Pull out every line below that contains the word "rgba".

----

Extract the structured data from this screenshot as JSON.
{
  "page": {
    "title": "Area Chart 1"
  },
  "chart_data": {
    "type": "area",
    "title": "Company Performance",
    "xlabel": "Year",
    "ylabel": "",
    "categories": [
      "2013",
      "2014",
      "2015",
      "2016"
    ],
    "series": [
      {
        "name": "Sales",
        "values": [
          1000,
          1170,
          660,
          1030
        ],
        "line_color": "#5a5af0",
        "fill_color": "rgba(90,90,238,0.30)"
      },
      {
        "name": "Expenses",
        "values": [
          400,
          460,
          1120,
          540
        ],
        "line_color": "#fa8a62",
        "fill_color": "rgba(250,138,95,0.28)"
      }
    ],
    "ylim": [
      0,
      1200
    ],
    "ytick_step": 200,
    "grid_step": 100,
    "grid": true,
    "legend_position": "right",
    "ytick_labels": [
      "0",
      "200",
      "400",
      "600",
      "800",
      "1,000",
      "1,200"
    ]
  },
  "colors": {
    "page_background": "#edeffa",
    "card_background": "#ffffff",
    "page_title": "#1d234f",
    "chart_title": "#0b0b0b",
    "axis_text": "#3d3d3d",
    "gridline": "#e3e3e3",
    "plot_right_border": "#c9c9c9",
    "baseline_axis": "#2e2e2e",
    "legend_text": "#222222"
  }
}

----

# [RESPONSE]
        "fill_color": "rgba(90,90,238,0.30)"
        "fill_color": "rgba(250,138,95,0.28)"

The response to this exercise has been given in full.